● **WRITTEN REQUEST 1**
Duplicate the rows starting at the row that contains "data-label: 196 — [169, 239, 190, 252]" and ending at the row that contains "data-label: 282 — [539, 103, 560, 116]", with both of those rows included.

If you like scrolling through Twitter, here are the tweets I saw over the weekend. I’m not picking on Zoe. I love her and she really makes me think about the publishing industry and more specifically, publishing romance.

I listened to a talk once, but I can’t find the video, so I don’t want to say who I think it was because I might be wrong. But even if I can’t remember who said it, it’s worth mentioning. In her talk, she talks about leveling up, and one of the simple things she did to make more money was to write longer books as all her books were in KU. Of course, she’s not encouraging you to book stuff or bloat your books with filler. We all want to make readers happy. We know you can’t create a fanbase without doing that. I just like exploring all sides of a conversation, and if you write 50k word novels and think you aren’t happy with how much you make from KU, I don’t see the harm in looking over your books and deciding to write 70k books instead. But, it is important to look at how you view success and how much time you have to work on your books. Maybe every month is NaNo for you, and 50k every 30 days is manageable and because of your day job and family life, 70k is not. Also, what kind of readership do you have now? Do they want a 70k book or would they be happier with two 35k books? If you don’t have a readership yet, it’s worth exploring what you want to write and what you have time for.

My brand will always be full-length novels. I’ve come to realize I like trilogies–both reading them and writing them. I have a soft spot for standalones but six books in a series will be my limit. If I had a team who could help me package the books, that might be something different, but editing them, formatting them, and doing their covers wears me out and I don’t have the patience to do that often. Eventually, as I publish, readers will know each new release is a full-length novel. For courtesy, since I’m still using Booksprout, I’ll tell potential reviewers this will be a long trilogy. I appreciate all the reviewers and the time they shared with me and my books, but there was one who said Give & Take was too long. At 77 words, it’s one of my shorter books and it just goes to show you’re not going to make everyone happy. So a length warning may be helpful if only to let them know that if they review the entire trilogy they’re signing up for some serious reading time.

● **WRITTEN REQUEST 2**
Set down the passage from the post on novel length word for word, starting at "If you like" and ending at "specifically, publishing romance.".

Entries from a dataset:
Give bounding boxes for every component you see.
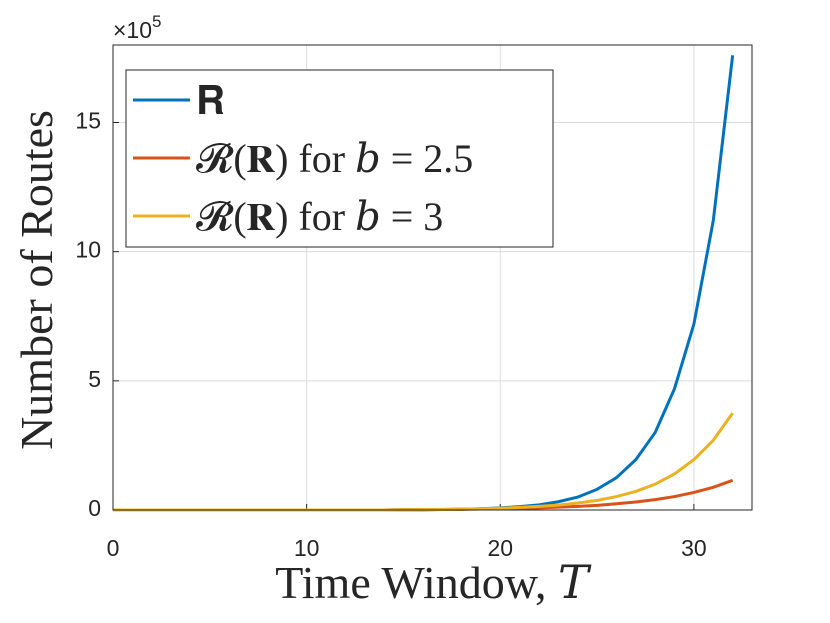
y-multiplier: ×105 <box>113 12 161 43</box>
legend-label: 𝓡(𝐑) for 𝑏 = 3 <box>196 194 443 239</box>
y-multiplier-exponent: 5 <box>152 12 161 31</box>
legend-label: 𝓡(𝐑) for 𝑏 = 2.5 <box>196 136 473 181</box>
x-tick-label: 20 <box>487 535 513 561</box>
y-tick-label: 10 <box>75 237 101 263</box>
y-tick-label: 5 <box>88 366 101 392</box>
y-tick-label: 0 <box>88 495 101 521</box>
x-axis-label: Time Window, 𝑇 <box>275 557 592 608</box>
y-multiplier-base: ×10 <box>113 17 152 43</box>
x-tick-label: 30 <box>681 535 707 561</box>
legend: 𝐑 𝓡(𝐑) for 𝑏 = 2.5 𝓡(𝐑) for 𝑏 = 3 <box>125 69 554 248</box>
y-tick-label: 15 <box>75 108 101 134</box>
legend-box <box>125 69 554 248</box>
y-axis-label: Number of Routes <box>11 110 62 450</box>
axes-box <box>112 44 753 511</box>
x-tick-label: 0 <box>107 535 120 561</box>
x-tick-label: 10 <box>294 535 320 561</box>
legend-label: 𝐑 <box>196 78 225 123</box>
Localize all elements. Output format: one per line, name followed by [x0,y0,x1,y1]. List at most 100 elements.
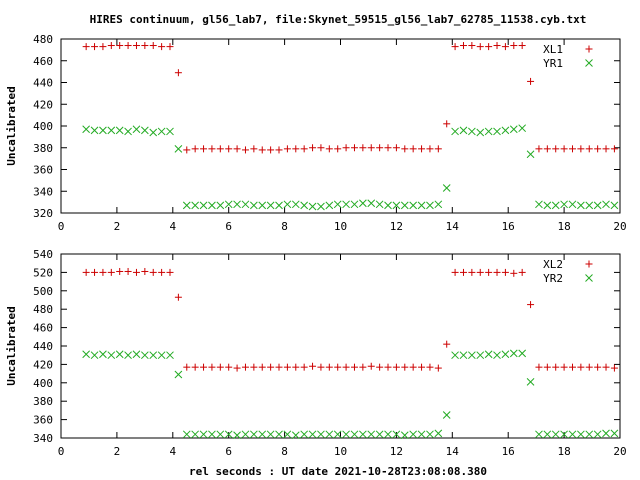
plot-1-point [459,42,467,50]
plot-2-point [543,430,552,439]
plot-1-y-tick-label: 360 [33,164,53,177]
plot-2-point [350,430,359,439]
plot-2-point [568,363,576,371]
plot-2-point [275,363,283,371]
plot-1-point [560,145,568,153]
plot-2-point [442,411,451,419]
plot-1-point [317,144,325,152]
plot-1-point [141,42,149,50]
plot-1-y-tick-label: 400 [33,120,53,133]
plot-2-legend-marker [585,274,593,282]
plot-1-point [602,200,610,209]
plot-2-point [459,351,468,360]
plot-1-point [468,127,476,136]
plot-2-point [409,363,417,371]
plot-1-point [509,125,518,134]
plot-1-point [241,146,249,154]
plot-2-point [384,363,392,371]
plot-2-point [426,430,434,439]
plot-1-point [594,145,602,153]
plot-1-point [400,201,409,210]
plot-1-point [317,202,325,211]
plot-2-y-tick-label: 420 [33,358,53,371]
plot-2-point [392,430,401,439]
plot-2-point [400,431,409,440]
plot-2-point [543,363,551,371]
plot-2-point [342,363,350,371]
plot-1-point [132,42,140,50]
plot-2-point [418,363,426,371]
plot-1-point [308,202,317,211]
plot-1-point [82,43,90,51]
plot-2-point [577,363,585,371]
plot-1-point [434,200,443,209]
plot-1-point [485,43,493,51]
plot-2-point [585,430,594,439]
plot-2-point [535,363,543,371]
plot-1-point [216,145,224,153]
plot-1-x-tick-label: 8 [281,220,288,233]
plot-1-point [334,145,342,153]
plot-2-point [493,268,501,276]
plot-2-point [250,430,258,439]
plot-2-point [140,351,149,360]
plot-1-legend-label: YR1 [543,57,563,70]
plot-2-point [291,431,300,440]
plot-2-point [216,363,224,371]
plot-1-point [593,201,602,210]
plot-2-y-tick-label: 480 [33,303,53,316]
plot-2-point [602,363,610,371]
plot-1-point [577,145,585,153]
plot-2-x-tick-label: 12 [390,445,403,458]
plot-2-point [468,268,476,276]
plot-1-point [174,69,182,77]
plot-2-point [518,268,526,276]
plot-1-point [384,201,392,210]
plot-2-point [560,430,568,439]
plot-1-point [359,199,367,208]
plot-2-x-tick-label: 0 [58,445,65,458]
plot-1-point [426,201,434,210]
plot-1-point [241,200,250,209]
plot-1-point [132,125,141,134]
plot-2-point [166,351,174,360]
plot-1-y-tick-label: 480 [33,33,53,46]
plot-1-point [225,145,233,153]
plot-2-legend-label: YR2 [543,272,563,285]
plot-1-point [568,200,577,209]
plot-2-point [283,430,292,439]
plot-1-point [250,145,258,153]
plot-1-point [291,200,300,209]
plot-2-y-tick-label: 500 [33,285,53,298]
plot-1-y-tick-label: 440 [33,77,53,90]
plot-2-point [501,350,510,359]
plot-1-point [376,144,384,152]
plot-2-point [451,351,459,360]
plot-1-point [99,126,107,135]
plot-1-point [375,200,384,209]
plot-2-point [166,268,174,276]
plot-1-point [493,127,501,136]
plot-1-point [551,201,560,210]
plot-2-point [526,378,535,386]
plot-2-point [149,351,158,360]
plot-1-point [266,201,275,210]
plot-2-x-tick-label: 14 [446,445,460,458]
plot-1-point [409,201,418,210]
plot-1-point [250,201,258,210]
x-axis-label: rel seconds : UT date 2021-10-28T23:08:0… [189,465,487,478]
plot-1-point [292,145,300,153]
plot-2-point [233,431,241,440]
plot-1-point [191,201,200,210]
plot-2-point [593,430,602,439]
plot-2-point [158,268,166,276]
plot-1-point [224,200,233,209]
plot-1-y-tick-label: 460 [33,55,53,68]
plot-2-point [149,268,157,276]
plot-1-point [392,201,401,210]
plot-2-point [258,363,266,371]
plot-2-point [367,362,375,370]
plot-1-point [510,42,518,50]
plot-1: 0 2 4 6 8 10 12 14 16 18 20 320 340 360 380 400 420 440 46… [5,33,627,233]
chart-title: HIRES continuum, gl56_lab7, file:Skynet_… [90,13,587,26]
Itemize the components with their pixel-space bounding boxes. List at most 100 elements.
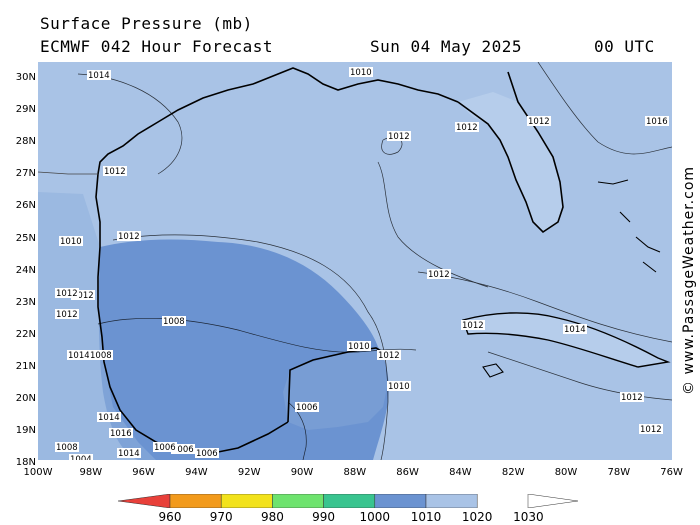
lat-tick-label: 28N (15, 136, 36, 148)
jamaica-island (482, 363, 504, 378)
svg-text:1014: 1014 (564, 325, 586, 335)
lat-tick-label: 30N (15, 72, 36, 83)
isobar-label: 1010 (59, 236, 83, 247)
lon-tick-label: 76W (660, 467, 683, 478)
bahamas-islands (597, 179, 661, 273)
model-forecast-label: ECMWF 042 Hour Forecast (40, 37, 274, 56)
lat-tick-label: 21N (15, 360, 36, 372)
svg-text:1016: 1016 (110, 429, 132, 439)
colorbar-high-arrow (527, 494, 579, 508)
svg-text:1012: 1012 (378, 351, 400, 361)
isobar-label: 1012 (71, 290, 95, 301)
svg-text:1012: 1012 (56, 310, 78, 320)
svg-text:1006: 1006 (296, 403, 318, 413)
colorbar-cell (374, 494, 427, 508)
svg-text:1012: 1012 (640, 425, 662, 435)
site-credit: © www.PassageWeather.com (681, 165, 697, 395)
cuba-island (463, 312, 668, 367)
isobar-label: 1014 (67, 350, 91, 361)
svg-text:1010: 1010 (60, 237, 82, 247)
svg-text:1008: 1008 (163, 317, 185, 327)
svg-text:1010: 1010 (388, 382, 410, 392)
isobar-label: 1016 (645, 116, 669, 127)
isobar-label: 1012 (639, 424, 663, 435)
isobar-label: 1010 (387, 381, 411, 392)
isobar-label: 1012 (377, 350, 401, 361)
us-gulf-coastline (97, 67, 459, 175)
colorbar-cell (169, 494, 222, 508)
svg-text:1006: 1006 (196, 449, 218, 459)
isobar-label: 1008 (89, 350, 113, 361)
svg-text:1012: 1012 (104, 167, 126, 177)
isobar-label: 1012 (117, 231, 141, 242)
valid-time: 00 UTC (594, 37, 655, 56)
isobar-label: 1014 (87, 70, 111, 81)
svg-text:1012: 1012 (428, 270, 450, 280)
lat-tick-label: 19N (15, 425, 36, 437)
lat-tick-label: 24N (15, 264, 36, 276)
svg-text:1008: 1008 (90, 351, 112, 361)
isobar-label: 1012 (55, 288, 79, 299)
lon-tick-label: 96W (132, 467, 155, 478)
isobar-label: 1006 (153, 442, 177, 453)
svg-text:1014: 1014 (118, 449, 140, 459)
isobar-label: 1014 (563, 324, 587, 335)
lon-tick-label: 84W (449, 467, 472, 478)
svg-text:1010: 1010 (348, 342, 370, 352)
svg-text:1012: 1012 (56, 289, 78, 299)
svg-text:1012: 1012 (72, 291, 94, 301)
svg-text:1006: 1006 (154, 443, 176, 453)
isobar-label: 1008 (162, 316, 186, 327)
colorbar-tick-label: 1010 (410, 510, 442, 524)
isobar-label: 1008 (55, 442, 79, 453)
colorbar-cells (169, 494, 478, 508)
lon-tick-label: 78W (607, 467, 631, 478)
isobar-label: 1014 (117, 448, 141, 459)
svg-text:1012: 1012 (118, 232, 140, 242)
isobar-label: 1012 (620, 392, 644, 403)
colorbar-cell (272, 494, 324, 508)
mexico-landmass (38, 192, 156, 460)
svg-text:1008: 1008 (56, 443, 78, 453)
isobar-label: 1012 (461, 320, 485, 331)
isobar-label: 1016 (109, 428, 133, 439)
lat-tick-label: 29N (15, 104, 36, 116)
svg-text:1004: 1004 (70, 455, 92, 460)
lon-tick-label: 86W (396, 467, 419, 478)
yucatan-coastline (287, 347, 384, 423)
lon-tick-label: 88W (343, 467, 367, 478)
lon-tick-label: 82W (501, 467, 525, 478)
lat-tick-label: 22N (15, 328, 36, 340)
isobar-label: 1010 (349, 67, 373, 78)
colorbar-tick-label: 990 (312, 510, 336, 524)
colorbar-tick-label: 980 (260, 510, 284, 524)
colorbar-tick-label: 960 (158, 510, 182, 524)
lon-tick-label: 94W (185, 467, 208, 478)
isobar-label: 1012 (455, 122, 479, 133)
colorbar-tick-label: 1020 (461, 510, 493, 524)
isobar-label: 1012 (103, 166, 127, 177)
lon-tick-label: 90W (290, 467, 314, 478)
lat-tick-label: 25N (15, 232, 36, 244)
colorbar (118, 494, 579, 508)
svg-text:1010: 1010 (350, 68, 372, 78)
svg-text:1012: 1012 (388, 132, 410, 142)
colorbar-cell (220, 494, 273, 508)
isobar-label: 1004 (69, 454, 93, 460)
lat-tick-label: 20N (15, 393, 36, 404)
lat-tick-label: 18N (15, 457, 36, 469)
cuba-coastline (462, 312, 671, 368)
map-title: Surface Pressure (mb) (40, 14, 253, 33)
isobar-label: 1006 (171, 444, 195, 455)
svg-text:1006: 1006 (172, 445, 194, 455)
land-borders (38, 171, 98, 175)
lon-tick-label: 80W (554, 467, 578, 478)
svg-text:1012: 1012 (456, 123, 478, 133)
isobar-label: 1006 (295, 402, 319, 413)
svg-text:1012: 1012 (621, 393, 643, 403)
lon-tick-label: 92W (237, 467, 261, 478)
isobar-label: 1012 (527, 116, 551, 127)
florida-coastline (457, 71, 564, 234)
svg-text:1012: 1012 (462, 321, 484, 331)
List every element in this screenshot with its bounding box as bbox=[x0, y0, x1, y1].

...

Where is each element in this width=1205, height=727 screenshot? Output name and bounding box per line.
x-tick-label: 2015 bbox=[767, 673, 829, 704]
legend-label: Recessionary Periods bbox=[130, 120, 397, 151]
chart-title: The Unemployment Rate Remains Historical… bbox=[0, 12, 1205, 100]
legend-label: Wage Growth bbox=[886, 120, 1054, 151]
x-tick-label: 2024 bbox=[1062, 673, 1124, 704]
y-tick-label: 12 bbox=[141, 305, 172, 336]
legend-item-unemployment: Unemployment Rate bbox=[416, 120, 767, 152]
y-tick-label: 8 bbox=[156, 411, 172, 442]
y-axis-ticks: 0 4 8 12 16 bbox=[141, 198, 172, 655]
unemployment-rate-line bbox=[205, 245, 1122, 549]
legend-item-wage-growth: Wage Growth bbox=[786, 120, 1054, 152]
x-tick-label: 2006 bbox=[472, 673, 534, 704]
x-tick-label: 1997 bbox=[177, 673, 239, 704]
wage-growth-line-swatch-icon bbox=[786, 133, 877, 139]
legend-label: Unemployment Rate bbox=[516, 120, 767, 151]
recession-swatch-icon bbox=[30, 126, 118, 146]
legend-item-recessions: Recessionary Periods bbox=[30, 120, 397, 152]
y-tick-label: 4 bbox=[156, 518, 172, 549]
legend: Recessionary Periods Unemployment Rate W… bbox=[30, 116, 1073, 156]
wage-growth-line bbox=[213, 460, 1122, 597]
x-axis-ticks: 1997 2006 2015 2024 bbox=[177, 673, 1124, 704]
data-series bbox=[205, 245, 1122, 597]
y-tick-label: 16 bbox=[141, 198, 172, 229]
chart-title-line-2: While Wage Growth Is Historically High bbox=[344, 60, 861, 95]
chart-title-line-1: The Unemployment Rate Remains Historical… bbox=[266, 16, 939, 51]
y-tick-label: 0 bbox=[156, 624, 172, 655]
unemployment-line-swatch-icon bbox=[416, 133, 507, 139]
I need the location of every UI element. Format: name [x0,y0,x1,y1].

--

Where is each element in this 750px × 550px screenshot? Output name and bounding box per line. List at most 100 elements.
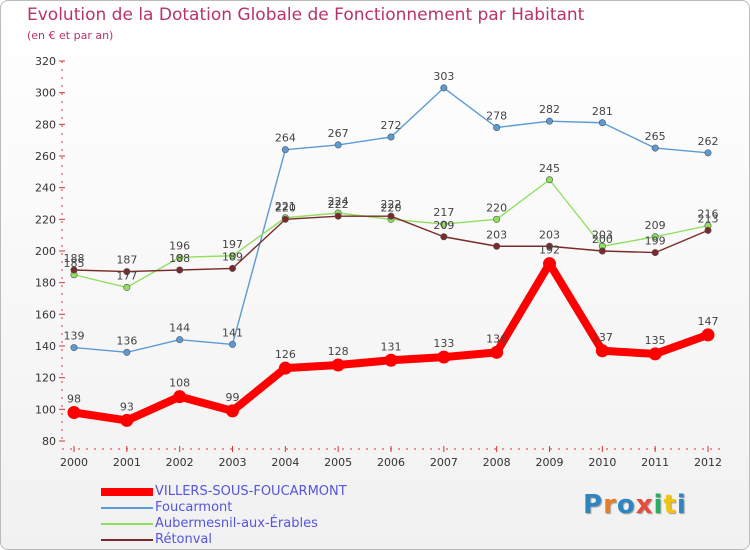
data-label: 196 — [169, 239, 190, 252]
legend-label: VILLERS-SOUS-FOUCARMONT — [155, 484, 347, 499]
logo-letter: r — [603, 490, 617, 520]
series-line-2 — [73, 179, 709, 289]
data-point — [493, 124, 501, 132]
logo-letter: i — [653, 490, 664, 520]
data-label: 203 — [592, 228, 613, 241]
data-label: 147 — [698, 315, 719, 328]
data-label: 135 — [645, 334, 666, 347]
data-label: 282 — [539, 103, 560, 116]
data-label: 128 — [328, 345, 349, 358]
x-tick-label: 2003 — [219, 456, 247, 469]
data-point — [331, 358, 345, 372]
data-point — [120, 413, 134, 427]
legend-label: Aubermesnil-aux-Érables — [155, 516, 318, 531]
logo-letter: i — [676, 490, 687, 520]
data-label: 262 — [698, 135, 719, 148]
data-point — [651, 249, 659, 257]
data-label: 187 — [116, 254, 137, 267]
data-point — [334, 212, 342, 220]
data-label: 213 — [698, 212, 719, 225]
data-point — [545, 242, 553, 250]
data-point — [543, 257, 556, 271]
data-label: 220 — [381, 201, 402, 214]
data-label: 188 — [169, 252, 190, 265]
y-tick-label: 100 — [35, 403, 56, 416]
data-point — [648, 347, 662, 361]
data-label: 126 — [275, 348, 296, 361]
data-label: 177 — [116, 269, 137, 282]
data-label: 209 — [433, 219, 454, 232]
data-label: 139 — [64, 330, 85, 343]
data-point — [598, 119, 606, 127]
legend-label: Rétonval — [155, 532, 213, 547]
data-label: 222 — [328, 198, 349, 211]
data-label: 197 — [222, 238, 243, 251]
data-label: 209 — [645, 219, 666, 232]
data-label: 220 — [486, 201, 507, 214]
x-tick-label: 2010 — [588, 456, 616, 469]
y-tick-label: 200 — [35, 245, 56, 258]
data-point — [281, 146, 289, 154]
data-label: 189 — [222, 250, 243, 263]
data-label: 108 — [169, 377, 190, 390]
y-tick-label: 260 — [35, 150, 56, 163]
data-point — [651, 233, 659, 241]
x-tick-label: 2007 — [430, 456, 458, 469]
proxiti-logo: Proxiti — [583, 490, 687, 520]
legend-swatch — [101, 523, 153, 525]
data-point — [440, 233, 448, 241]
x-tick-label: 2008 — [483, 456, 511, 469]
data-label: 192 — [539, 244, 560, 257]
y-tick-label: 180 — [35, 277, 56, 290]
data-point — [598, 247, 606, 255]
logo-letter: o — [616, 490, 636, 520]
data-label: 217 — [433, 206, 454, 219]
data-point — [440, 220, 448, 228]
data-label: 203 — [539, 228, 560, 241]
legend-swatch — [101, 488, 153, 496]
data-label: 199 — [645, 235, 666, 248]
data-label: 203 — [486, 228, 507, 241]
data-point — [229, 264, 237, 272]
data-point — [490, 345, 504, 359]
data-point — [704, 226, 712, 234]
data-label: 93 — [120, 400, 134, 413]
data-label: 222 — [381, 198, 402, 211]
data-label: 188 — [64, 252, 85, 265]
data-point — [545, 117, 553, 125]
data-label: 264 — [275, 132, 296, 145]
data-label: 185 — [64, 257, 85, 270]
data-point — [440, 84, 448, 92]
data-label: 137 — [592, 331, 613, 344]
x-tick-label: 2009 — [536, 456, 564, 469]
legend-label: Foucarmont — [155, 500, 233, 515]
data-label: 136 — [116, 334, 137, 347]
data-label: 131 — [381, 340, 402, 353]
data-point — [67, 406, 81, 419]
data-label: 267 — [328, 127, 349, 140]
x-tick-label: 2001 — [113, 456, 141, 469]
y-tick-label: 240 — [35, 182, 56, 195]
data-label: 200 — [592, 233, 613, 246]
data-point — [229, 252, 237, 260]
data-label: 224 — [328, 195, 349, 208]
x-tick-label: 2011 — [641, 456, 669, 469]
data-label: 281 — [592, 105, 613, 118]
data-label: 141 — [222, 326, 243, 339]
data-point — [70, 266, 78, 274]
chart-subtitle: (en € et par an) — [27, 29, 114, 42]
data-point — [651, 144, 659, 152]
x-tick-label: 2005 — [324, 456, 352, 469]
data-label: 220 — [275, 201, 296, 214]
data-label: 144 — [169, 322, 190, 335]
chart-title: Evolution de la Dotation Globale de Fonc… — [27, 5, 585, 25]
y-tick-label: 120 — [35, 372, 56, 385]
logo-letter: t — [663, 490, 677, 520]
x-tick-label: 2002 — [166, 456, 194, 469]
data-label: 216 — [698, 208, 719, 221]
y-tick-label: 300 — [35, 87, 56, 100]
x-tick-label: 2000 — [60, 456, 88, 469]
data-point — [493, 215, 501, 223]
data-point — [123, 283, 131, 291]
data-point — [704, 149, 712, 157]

● **TASK RESULT 1**
data-label: 196 — [169, 239, 190, 252]
legend-label: VILLERS-SOUS-FOUCARMONT — [155, 484, 347, 499]
logo-letter: r — [603, 490, 617, 520]
series-line-2 — [73, 179, 709, 289]
data-point — [493, 124, 501, 132]
logo-letter: i — [653, 490, 664, 520]
data-label: 203 — [592, 228, 613, 241]
data-label: 147 — [698, 315, 719, 328]
data-label: 135 — [645, 334, 666, 347]
data-label: 282 — [539, 103, 560, 116]

● **TASK RESULT 2**
If you like scrolling through Twitter, here are the tweets I saw over the weekend. I’m not picking on Zoe. I love her and she really makes me think about the publishing industry and more specifically, publishing romance.